Take the material below and write it all out again exactly.

————————

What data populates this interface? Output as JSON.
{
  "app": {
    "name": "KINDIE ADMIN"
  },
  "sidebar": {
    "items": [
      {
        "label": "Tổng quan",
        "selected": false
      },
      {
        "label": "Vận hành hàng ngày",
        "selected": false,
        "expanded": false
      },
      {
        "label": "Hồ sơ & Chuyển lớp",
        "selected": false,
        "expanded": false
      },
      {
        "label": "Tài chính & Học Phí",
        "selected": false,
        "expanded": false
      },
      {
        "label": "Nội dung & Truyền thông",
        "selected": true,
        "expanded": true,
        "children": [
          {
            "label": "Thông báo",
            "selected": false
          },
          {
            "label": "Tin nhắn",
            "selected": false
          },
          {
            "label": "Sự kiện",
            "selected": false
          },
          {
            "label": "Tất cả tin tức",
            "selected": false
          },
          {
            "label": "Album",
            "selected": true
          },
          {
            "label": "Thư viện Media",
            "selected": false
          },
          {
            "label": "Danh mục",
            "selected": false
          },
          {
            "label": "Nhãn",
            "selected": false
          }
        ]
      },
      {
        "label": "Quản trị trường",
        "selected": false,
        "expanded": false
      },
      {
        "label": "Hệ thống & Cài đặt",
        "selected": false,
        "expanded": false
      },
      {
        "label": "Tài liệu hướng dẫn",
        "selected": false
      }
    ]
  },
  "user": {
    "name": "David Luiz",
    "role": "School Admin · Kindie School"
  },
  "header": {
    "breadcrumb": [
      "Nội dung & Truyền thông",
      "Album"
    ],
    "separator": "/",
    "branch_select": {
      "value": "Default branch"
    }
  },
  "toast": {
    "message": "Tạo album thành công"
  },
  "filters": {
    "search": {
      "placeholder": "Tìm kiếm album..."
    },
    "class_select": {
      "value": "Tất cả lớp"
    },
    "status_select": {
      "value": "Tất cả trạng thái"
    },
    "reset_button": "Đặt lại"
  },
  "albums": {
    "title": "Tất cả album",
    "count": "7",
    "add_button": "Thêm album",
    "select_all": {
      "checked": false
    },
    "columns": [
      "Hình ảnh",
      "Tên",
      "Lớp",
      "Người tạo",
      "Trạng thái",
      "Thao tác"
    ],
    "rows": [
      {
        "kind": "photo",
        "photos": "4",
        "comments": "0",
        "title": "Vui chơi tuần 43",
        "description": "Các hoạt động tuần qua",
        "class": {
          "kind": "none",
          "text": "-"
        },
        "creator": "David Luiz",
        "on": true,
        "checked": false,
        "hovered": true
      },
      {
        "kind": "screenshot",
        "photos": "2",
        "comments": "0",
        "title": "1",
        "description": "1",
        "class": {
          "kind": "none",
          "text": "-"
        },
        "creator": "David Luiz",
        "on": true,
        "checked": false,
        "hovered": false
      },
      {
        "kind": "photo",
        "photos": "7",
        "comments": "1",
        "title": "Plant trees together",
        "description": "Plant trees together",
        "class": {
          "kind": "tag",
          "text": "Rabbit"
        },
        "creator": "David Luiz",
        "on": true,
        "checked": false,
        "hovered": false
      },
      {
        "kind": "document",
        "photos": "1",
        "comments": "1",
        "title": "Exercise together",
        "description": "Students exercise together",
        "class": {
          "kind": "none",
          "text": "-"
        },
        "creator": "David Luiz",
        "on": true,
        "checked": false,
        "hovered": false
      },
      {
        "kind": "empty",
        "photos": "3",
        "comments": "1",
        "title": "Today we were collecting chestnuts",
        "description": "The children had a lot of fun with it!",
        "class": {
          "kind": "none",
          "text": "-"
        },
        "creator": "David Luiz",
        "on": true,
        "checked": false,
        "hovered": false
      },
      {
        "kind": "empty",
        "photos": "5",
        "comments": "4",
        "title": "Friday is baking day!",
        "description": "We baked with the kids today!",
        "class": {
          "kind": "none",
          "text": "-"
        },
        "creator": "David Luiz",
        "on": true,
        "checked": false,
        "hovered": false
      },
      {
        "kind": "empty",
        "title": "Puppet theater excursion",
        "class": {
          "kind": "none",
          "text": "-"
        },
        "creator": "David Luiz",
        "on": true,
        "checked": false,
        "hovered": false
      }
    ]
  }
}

————————

### Exercise answer
What data populates this interface? Output as JSON.
{
  "app": {
    "name": "KINDIE ADMIN"
  },
  "sidebar": {
    "items": [
      {
        "label": "Tổng quan",
        "selected": false
      },
      {
        "label": "Vận hành hàng ngày",
        "selected": false,
        "expanded": false
      },
      {
        "label": "Hồ sơ & Chuyển lớp",
        "selected": false,
        "expanded": false
      },
      {
        "label": "Tài chính & Học Phí",
        "selected": false,
        "expanded": false
      },
      {
        "label": "Nội dung & Truyền thông",
        "selected": true,
        "expanded": true,
        "children": [
          {
            "label": "Thông báo",
            "selected": false
          },
          {
            "label": "Tin nhắn",
            "selected": false
          },
          {
            "label": "Sự kiện",
            "selected": false
          },
          {
            "label": "Tất cả tin tức",
            "selected": false
          },
          {
            "label": "Album",
            "selected": true
          },
          {
            "label": "Thư viện Media",
            "selected": false
          },
          {
            "label": "Danh mục",
            "selected": false
          },
          {
            "label": "Nhãn",
            "selected": false
          }
        ]
      },
      {
        "label": "Quản trị trường",
        "selected": false,
        "expanded": false
      },
      {
        "label": "Hệ thống & Cài đặt",
        "selected": false,
        "expanded": false
      },
      {
        "label": "Tài liệu hướng dẫn",
        "selected": false
      }
    ]
  },
  "user": {
    "name": "David Luiz",
    "role": "School Admin · Kindie School"
  },
  "header": {
    "breadcrumb": [
      "Nội dung & Truyền thông",
      "Album"
    ],
    "separator": "/",
    "branch_select": {
      "value": "Default branch"
    }
  },
  "toast": {
    "message": "Tạo album thành công"
  },
  "filters": {
    "search": {
      "placeholder": "Tìm kiếm album..."
    },
    "class_select": {
      "value": "Tất cả lớp"
    },
    "status_select": {
      "value": "Tất cả trạng thái"
    },
    "reset_button": "Đặt lại"
  },
  "albums": {
    "title": "Tất cả album",
    "count": "7",
    "add_button": "Thêm album",
    "select_all": {
      "checked": false
    },
    "columns": [
      "Hình ảnh",
      "Tên",
      "Lớp",
      "Người tạo",
      "Trạng thái",
      "Thao tác"
    ],
    "rows": [
      {
        "kind": "photo",
        "photos": "4",
        "comments": "0",
        "title": "Vui chơi tuần 43",
        "description": "Các hoạt động tuần qua",
        "class": {
          "kind": "none",
          "text": "-"
        },
        "creator": "David Luiz",
        "on": true,
        "checked": false,
        "hovered": true
      },
      {
        "kind": "screenshot",
        "photos": "2",
        "comments": "0",
        "title": "1",
        "description": "1",
        "class": {
          "kind": "none",
          "text": "-"
        },
        "creator": "David Luiz",
        "on": true,
        "checked": false,
        "hovered": false
      },
      {
        "kind": "photo",
        "photos": "7",
        "comments": "1",
        "title": "Plant trees together",
        "description": "Plant trees together",
        "class": {
          "kind": "tag",
          "text": "Rabbit"
        },
        "creator": "David Luiz",
        "on": true,
        "checked": false,
        "hovered": false
      },
      {
        "kind": "document",
        "photos": "1",
        "comments": "1",
        "title": "Exercise together",
        "description": "Students exercise together",
        "class": {
          "kind": "none",
          "text": "-"
        },
        "creator": "David Luiz",
        "on": true,
        "checked": false,
        "hovered": false
      },
      {
        "kind": "empty",
        "photos": "3",
        "comments": "1",
        "title": "Today we were collecting chestnuts",
        "description": "The children had a lot of fun with it!",
        "class": {
          "kind": "none",
          "text": "-"
        },
        "creator": "David Luiz",
        "on": true,
        "checked": false,
        "hovered": false
      },
      {
        "kind": "empty",
        "photos": "5",
        "comments": "4",
        "title": "Friday is baking day!",
        "description": "We baked with the kids today!",
        "class": {
          "kind": "none",
          "text": "-"
        },
        "creator": "David Luiz",
        "on": true,
        "checked": false,
        "hovered": false
      },
      {
        "kind": "empty",
        "title": "Puppet theater excursion",
        "class": {
          "kind": "none",
          "text": "-"
        },
        "creator": "David Luiz",
        "on": true,
        "checked": false,
        "hovered": false
      }
    ]
  }
}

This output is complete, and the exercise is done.